Extracted text:
____

TPG
- Formerly: Total Peripherals Group
- Company type: Subsidiary
- Industry: Telecommunications
- Founded: 1986; 40 years ago
- Headquarters: Barangaroo, New South Wales, Australia
- Area served: Australia
- Services: Internet service provider Online television
- Revenue: A$2.495 billion (2014)
- Operating income: A$890 million (2018)
- Net income: A$396 million (2018)
- Total assets: A$832.4 million (2014)
- Total equity: A$832 million (2014)
- Number of employees: 5,083 (July 2016)
- Parent: TPG Telecom
- Website: tpg.com.au

= TPG (internet service provider) =

Australian internet service provider

TPG is an Australian internet service provider that specialises in consumer and business internet services as well as mobile telephone services. As of August 2015, TPG is the second-largest internet service provider in Australia and is the largest mobile virtual network operator. As such, it has over 671,000 ADSL2+ subscribers, 358,000 landline subscribers and 360,000 mobile subscribers, and owns the second-largest ADSL2+ network in Australia, consisting of 391 ADSL2+ DSLAMs. It also operates in New Zealand.

____

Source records
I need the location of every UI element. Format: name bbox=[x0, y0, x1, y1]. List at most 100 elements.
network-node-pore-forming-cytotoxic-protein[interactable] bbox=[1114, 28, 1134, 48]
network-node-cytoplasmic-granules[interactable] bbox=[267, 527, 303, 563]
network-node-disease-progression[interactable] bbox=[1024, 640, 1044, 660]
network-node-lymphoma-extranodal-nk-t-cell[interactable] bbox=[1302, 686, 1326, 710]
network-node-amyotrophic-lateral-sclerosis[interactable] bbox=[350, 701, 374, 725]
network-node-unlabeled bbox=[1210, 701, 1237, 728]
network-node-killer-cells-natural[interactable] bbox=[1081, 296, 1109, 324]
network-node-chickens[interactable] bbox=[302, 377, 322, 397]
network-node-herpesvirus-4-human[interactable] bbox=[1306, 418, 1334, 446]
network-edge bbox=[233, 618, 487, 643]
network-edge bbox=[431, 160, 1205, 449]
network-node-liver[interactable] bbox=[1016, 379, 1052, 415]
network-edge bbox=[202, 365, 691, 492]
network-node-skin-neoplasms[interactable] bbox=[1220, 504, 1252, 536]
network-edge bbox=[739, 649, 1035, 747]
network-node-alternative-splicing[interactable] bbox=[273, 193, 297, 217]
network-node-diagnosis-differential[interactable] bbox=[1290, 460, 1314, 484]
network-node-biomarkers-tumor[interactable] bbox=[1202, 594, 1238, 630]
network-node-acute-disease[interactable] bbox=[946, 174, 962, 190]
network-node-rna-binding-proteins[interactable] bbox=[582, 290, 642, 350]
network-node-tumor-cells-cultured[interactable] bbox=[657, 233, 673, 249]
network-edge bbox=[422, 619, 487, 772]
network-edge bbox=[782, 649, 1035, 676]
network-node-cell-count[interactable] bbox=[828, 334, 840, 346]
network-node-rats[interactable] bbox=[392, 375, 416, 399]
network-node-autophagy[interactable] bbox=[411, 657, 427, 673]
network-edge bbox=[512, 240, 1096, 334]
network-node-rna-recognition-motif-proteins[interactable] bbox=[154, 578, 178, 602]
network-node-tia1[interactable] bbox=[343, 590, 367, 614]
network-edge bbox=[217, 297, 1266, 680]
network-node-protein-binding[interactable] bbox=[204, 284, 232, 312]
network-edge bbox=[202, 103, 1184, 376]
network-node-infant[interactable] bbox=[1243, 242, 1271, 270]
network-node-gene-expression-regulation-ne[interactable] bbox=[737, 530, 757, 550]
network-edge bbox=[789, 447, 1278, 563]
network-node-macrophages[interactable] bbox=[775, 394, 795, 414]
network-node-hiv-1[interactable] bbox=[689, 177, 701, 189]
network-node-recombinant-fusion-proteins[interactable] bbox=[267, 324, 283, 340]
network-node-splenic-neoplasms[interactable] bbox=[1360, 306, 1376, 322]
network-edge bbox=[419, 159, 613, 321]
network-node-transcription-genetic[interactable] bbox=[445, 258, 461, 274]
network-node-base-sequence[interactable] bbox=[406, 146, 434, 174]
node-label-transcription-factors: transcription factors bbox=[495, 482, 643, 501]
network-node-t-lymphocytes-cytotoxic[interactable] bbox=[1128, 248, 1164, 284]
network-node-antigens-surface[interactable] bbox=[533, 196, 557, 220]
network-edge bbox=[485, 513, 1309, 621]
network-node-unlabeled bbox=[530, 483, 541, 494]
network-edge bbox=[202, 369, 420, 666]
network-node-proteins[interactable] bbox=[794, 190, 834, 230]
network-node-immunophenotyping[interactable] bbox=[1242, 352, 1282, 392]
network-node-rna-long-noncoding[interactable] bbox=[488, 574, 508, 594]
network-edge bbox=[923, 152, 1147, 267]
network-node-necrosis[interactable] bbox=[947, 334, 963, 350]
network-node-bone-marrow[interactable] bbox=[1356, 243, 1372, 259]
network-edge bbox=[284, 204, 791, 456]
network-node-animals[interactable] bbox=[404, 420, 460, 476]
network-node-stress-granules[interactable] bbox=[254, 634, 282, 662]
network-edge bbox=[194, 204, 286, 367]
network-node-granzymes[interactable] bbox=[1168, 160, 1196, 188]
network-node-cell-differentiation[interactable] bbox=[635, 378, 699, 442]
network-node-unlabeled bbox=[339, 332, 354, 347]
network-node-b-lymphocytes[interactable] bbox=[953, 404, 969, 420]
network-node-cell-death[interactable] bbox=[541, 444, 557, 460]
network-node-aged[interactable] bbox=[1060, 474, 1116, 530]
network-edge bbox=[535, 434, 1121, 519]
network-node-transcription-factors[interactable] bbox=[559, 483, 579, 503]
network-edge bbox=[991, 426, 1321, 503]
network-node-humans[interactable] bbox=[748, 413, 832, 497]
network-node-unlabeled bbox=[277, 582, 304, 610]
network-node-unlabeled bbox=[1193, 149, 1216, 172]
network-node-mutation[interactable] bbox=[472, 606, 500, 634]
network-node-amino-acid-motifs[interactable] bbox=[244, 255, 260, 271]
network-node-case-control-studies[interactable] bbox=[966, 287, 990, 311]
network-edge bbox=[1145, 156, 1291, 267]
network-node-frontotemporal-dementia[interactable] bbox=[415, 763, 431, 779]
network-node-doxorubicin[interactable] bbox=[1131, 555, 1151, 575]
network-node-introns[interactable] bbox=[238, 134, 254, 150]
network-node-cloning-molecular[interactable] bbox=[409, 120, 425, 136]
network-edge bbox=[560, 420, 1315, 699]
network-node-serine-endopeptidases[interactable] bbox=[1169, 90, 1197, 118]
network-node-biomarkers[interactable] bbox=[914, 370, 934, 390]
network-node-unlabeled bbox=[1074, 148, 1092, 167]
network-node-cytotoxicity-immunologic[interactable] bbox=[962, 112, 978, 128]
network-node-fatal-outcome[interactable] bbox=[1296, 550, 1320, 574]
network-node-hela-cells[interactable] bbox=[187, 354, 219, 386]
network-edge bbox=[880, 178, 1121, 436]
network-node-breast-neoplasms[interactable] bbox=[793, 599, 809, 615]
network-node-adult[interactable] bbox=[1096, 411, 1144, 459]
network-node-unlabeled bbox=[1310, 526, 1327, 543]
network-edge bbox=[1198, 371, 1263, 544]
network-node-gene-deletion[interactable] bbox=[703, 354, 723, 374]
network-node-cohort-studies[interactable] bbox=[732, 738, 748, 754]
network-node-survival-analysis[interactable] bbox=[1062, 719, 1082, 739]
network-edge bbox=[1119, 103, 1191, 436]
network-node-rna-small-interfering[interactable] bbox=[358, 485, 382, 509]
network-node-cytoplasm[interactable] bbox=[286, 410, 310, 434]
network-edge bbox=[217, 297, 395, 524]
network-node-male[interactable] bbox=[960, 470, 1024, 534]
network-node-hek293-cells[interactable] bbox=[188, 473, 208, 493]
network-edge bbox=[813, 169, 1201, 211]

____

Complete the following:
- 1) Answer these questions using the article on TPG.
(a) In what year was TPG founded?
(b) Where does TPG have its headquarters?
(c) How many ADSL2+ DSLAMs make up TPG's network?
- 2) List every financial figure given in Australian dollars in the article on TPG, with its label and year.
- 3) Write the next paragraph of the article on TPG, beginning after its final sentence.

Answers given:
- 1)
(a) 1986
(b) Barangaroo, New South Wales, Australia
(c) 391

- 2)
- Revenue: A$2.495 billion (2014)
- Operating income: A$890 million (2018)
- Net income: A$396 million (2018)
- Total assets: A$832.4 million (2014)
- Total equity: A$832 million (2014)

- 3)
The company was formed from the merger between Total Peripherals Group, which was established in 1986 by David and Vicky Teoh, and SP Telemedia in 2008. In August 2018, TPG and Vodafone Hutchison Australia announced their intention to merge, with TPG holding a 49.9% stake in the merged company. In February 2020, the Federal Court of Australia decided against an objection by the Australian Competition & Consumer Commission opposing that merger. On 13 July 2020, Vodafone Hutchison Australia merged with TPG via a scheme of arrangement. TPG was renamed to TPG Corporation Limited and delisted from Australian Securities Exchange, with Vodafone Hutchison taking on the TPG Telecom name.

TPG provide five ranges of products and services including Internet access, networking, OEM services, mobile phone service and accounting software.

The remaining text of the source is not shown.